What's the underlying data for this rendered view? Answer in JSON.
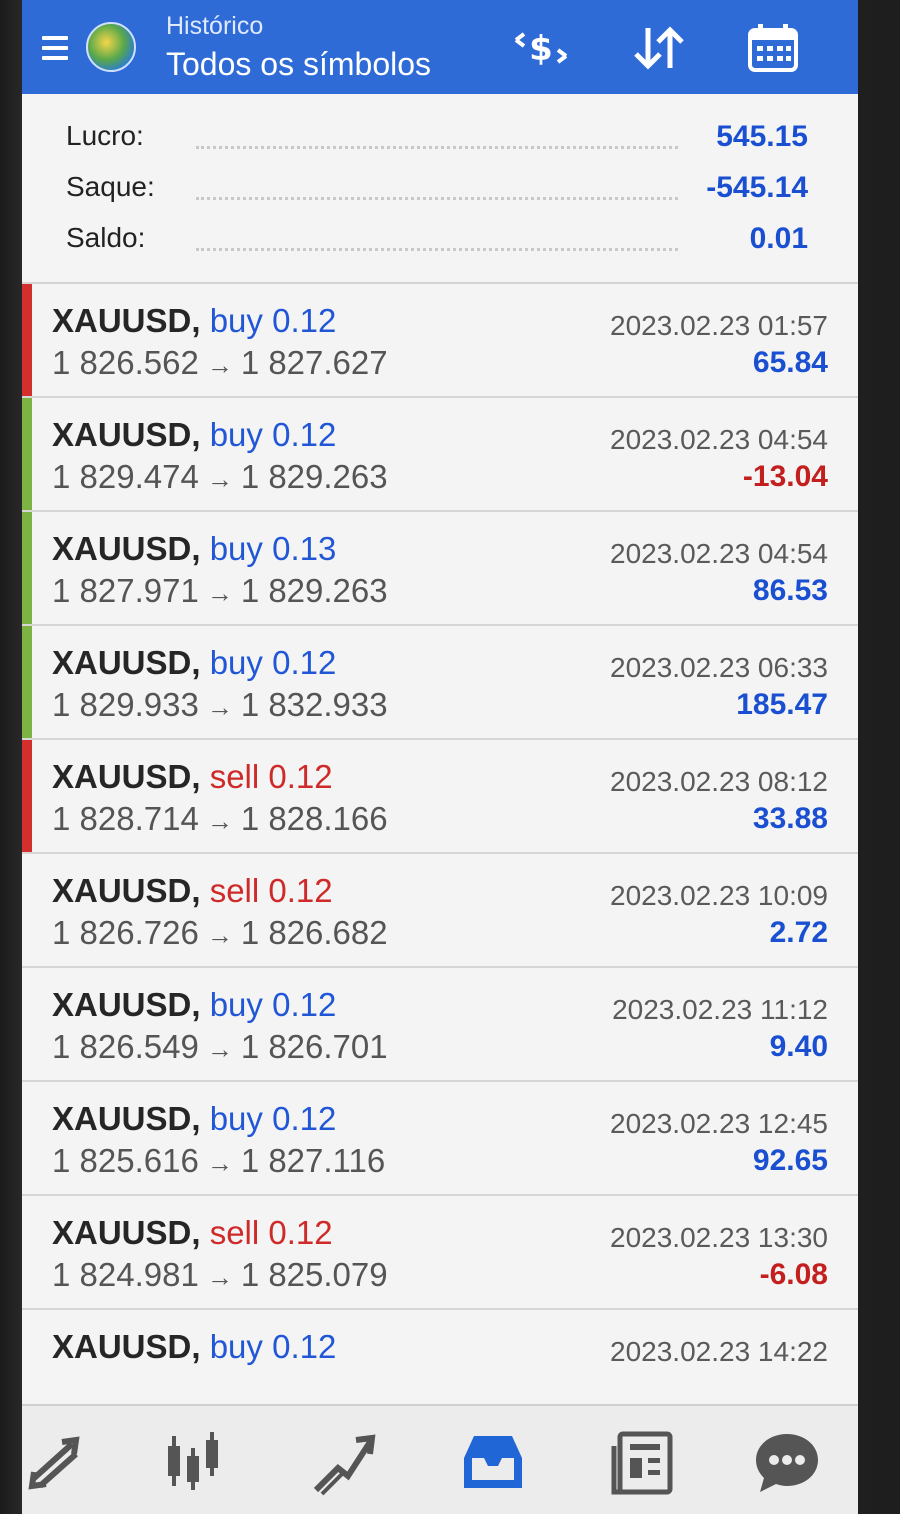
{
  "header": {
    "subtitle": "Histórico",
    "title": "Todos os símbolos",
    "icons": [
      "menu-icon",
      "app-logo",
      "currency-exchange-icon",
      "sort-icon",
      "calendar-icon"
    ]
  },
  "summary": {
    "profit_label": "Lucro:",
    "profit_value": "545.15",
    "withdrawal_label": "Saque:",
    "withdrawal_value": "-545.14",
    "balance_label": "Saldo:",
    "balance_value": "0.01"
  },
  "deals": [
    {
      "symbol": "XAUUSD,",
      "direction": "buy",
      "volume": "0.12",
      "open": "1 826.562",
      "close": "1 827.627",
      "time": "2023.02.23 01:57",
      "profit": "65.84",
      "stripe": "#d32f2f"
    },
    {
      "symbol": "XAUUSD,",
      "direction": "buy",
      "volume": "0.12",
      "open": "1 829.474",
      "close": "1 829.263",
      "time": "2023.02.23 04:54",
      "profit": "-13.04",
      "stripe": "#7cb342"
    },
    {
      "symbol": "XAUUSD,",
      "direction": "buy",
      "volume": "0.13",
      "open": "1 827.971",
      "close": "1 829.263",
      "time": "2023.02.23 04:54",
      "profit": "86.53",
      "stripe": "#7cb342"
    },
    {
      "symbol": "XAUUSD,",
      "direction": "buy",
      "volume": "0.12",
      "open": "1 829.933",
      "close": "1 832.933",
      "time": "2023.02.23 06:33",
      "profit": "185.47",
      "stripe": "#7cb342"
    },
    {
      "symbol": "XAUUSD,",
      "direction": "sell",
      "volume": "0.12",
      "open": "1 828.714",
      "close": "1 828.166",
      "time": "2023.02.23 08:12",
      "profit": "33.88",
      "stripe": "#d32f2f"
    },
    {
      "symbol": "XAUUSD,",
      "direction": "sell",
      "volume": "0.12",
      "open": "1 826.726",
      "close": "1 826.682",
      "time": "2023.02.23 10:09",
      "profit": "2.72",
      "stripe": "#f4f4f4"
    },
    {
      "symbol": "XAUUSD,",
      "direction": "buy",
      "volume": "0.12",
      "open": "1 826.549",
      "close": "1 826.701",
      "time": "2023.02.23 11:12",
      "profit": "9.40",
      "stripe": "#f4f4f4"
    },
    {
      "symbol": "XAUUSD,",
      "direction": "buy",
      "volume": "0.12",
      "open": "1 825.616",
      "close": "1 827.116",
      "time": "2023.02.23 12:45",
      "profit": "92.65",
      "stripe": "#f4f4f4"
    },
    {
      "symbol": "XAUUSD,",
      "direction": "sell",
      "volume": "0.12",
      "open": "1 824.981",
      "close": "1 825.079",
      "time": "2023.02.23 13:30",
      "profit": "-6.08",
      "stripe": "#f4f4f4"
    },
    {
      "symbol": "XAUUSD,",
      "direction": "buy",
      "volume": "0.12",
      "open": "",
      "close": "",
      "time": "2023.02.23 14:22",
      "profit": "",
      "stripe": "#f4f4f4"
    }
  ],
  "arrow_glyph": "→",
  "bottom_nav": [
    {
      "icon": "quotes-icon",
      "active": false
    },
    {
      "icon": "chart-icon",
      "active": false
    },
    {
      "icon": "trade-icon",
      "active": false
    },
    {
      "icon": "history-icon",
      "active": true
    },
    {
      "icon": "news-icon",
      "active": false
    },
    {
      "icon": "chat-icon",
      "active": false
    }
  ],
  "colors": {
    "header_bg": "#2f6bd6",
    "positive": "#1a4fd1",
    "negative": "#c41f1f",
    "buy": "#2157d6",
    "sell": "#cf2a2a",
    "nav_active": "#2166d6",
    "nav_inactive": "#555555"
  }
}
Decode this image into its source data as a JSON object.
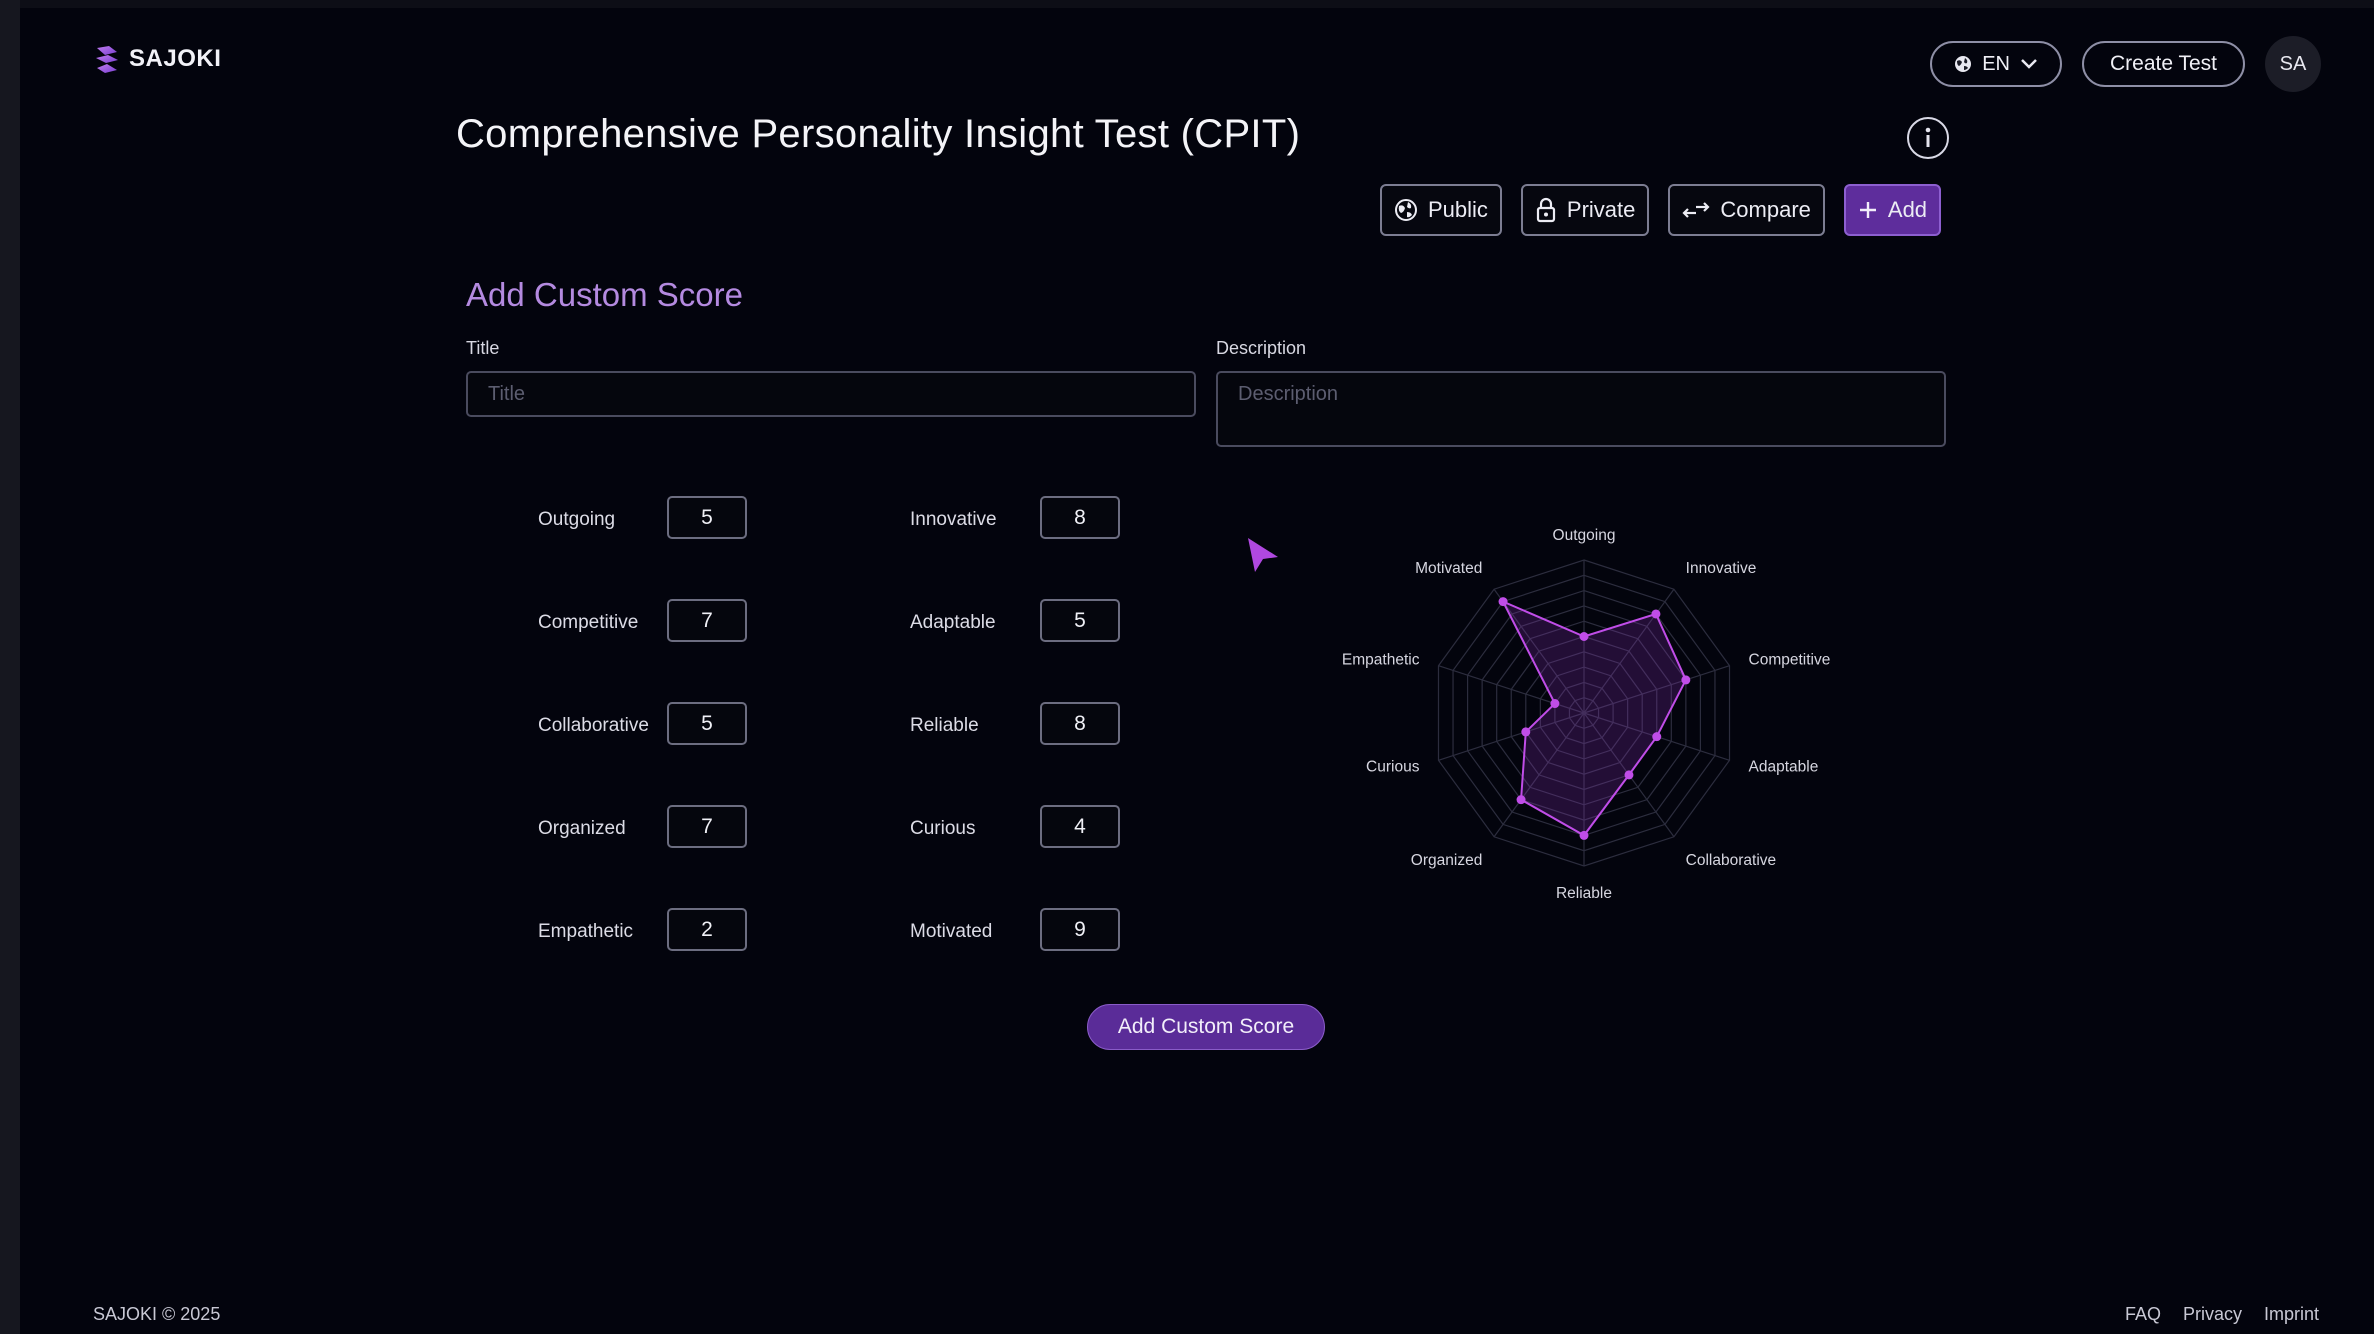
{
  "brand": {
    "name": "SAJOKI"
  },
  "header": {
    "language": "EN",
    "create_test_label": "Create Test",
    "avatar_initials": "SA"
  },
  "page": {
    "title": "Comprehensive Personality Insight Test (CPIT)",
    "actions": {
      "public": "Public",
      "private": "Private",
      "compare": "Compare",
      "add": "Add"
    }
  },
  "form": {
    "section_title": "Add Custom Score",
    "title_label": "Title",
    "title_placeholder": "Title",
    "title_value": "",
    "description_label": "Description",
    "description_placeholder": "Description",
    "description_value": "",
    "traits": [
      {
        "label": "Outgoing",
        "value": "5"
      },
      {
        "label": "Competitive",
        "value": "7"
      },
      {
        "label": "Collaborative",
        "value": "5"
      },
      {
        "label": "Organized",
        "value": "7"
      },
      {
        "label": "Empathetic",
        "value": "2"
      },
      {
        "label": "Innovative",
        "value": "8"
      },
      {
        "label": "Adaptable",
        "value": "5"
      },
      {
        "label": "Reliable",
        "value": "8"
      },
      {
        "label": "Curious",
        "value": "4"
      },
      {
        "label": "Motivated",
        "value": "9"
      }
    ],
    "submit_label": "Add Custom Score"
  },
  "chart_data": {
    "type": "radar",
    "axes": [
      "Outgoing",
      "Innovative",
      "Competitive",
      "Adaptable",
      "Collaborative",
      "Reliable",
      "Organized",
      "Curious",
      "Empathetic",
      "Motivated"
    ],
    "values": [
      5,
      8,
      7,
      5,
      5,
      8,
      7,
      4,
      2,
      9
    ],
    "range": [
      0,
      10
    ],
    "rings": 10,
    "grid": true,
    "series_color": "#c04de8"
  },
  "colors": {
    "accent": "#5e2d9c",
    "section_title": "#b48ae0",
    "background": "#03040d"
  },
  "footer": {
    "copyright": "SAJOKI © 2025",
    "links": [
      "FAQ",
      "Privacy",
      "Imprint"
    ]
  }
}
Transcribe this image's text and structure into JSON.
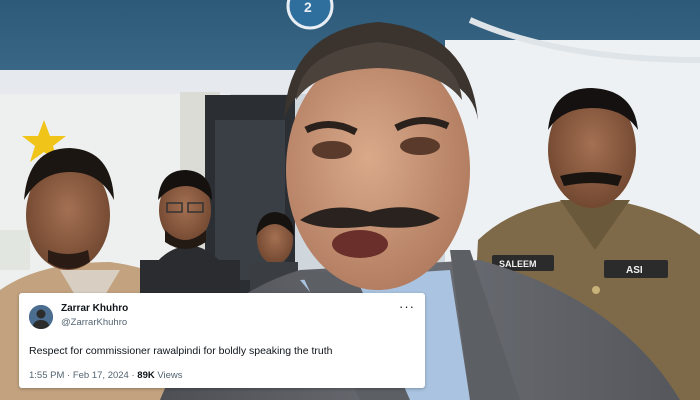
══════
(Goal) Return every line of the records exactly as given, pictures excluded.

(Exercise output)
What's the underlying data for this rendered view? Answer in JSON.
{
  "header": {
    "subtitle": "Histórico",
    "title": "Todos os símbolos",
    "icons": [
      "menu-icon",
      "app-logo",
      "currency-exchange-icon",
      "sort-icon",
      "calendar-icon"
    ]
  },
  "summary": {
    "profit_label": "Lucro:",
    "profit_value": "545.15",
    "withdrawal_label": "Saque:",
    "withdrawal_value": "-545.14",
    "balance_label": "Saldo:",
    "balance_value": "0.01"
  },
  "deals": [
    {
      "symbol": "XAUUSD,",
      "direction": "buy",
      "volume": "0.12",
      "open": "1 826.562",
      "close": "1 827.627",
      "time": "2023.02.23 01:57",
      "profit": "65.84",
      "stripe": "#d32f2f"
    },
    {
      "symbol": "XAUUSD,",
      "direction": "buy",
      "volume": "0.12",
      "open": "1 829.474",
      "close": "1 829.263",
      "time": "2023.02.23 04:54",
      "profit": "-13.04",
      "stripe": "#7cb342"
    },
    {
      "symbol": "XAUUSD,",
      "direction": "buy",
      "volume": "0.13",
      "open": "1 827.971",
      "close": "1 829.263",
      "time": "2023.02.23 04:54",
      "profit": "86.53",
      "stripe": "#7cb342"
    },
    {
      "symbol": "XAUUSD,",
      "direction": "buy",
      "volume": "0.12",
      "open": "1 829.933",
      "close": "1 832.933",
      "time": "2023.02.23 06:33",
      "profit": "185.47",
      "stripe": "#7cb342"
    },
    {
      "symbol": "XAUUSD,",
      "direction": "sell",
      "volume": "0.12",
      "open": "1 828.714",
      "close": "1 828.166",
      "time": "2023.02.23 08:12",
      "profit": "33.88",
      "stripe": "#d32f2f"
    },
    {
      "symbol": "XAUUSD,",
      "direction": "sell",
      "volume": "0.12",
      "open": "1 826.726",
      "close": "1 826.682",
      "time": "2023.02.23 10:09",
      "profit": "2.72",
      "stripe": "#f4f4f4"
    },
    {
      "symbol": "XAUUSD,",
      "direction": "buy",
      "volume": "0.12",
      "open": "1 826.549",
      "close": "1 826.701",
      "time": "2023.02.23 11:12",
      "profit": "9.40",
      "stripe": "#f4f4f4"
    },
    {
      "symbol": "XAUUSD,",
      "direction": "buy",
      "volume": "0.12",
      "open": "1 825.616",
      "close": "1 827.116",
      "time": "2023.02.23 12:45",
      "profit": "92.65",
      "stripe": "#f4f4f4"
    },
    {
      "symbol": "XAUUSD,",
      "direction": "sell",
      "volume": "0.12",
      "open": "1 824.981",
      "close": "1 825.079",
      "time": "2023.02.23 13:30",
      "profit": "-6.08",
      "stripe": "#f4f4f4"
    },
    {
      "symbol": "XAUUSD,",
      "direction": "buy",
      "volume": "0.12",
      "open": "",
      "close": "",
      "time": "2023.02.23 14:22",
      "profit": "",
      "stripe": "#f4f4f4"
    }
  ],
  "arrow_glyph": "→",
  "bottom_nav": [
    {
      "icon": "quotes-icon",
      "active": false
    },
    {
      "icon": "chart-icon",
      "active": false
    },
    {
      "icon": "trade-icon",
      "active": false
    },
    {
      "icon": "history-icon",
      "active": true
    },
    {
      "icon": "news-icon",
      "active": false
    },
    {
      "icon": "chat-icon",
      "active": false
    }
  ],
  "colors": {
    "header_bg": "#2f6bd6",
    "positive": "#1a4fd1",
    "negative": "#c41f1f",
    "buy": "#2157d6",
    "sell": "#cf2a2a",
    "nav_active": "#2166d6",
    "nav_inactive": "#555555"
  }
}
Decode this image into its source data as a JSON object.
{
  "brand": {
    "name": "SAJOKI"
  },
  "header": {
    "language": "EN",
    "create_test_label": "Create Test",
    "avatar_initials": "SA"
  },
  "page": {
    "title": "Comprehensive Personality Insight Test (CPIT)",
    "actions": {
      "public": "Public",
      "private": "Private",
      "compare": "Compare",
      "add": "Add"
    }
  },
  "form": {
    "section_title": "Add Custom Score",
    "title_label": "Title",
    "title_placeholder": "Title",
    "title_value": "",
    "description_label": "Description",
    "description_placeholder": "Description",
    "description_value": "",
    "traits": [
      {
        "label": "Outgoing",
        "value": "5"
      },
      {
        "label": "Competitive",
        "value": "7"
      },
      {
        "label": "Collaborative",
        "value": "5"
      },
      {
        "label": "Organized",
        "value": "7"
      },
      {
        "label": "Empathetic",
        "value": "2"
      },
      {
        "label": "Innovative",
        "value": "8"
      },
      {
        "label": "Adaptable",
        "value": "5"
      },
      {
        "label": "Reliable",
        "value": "8"
      },
      {
        "label": "Curious",
        "value": "4"
      },
      {
        "label": "Motivated",
        "value": "9"
      }
    ],
    "submit_label": "Add Custom Score"
  },
  "chart_data": {
    "type": "radar",
    "axes": [
      "Outgoing",
      "Innovative",
      "Competitive",
      "Adaptable",
      "Collaborative",
      "Reliable",
      "Organized",
      "Curious",
      "Empathetic",
      "Motivated"
    ],
    "values": [
      5,
      8,
      7,
      5,
      5,
      8,
      7,
      4,
      2,
      9
    ],
    "range": [
      0,
      10
    ],
    "rings": 10,
    "grid": true,
    "series_color": "#c04de8"
  },
  "colors": {
    "accent": "#5e2d9c",
    "section_title": "#b48ae0",
    "background": "#03040d"
  },
  "footer": {
    "copyright": "SAJOKI © 2025",
    "links": [
      "FAQ",
      "Privacy",
      "Imprint"
    ]
  }
}
Transcribe this image's text and structure into JSON.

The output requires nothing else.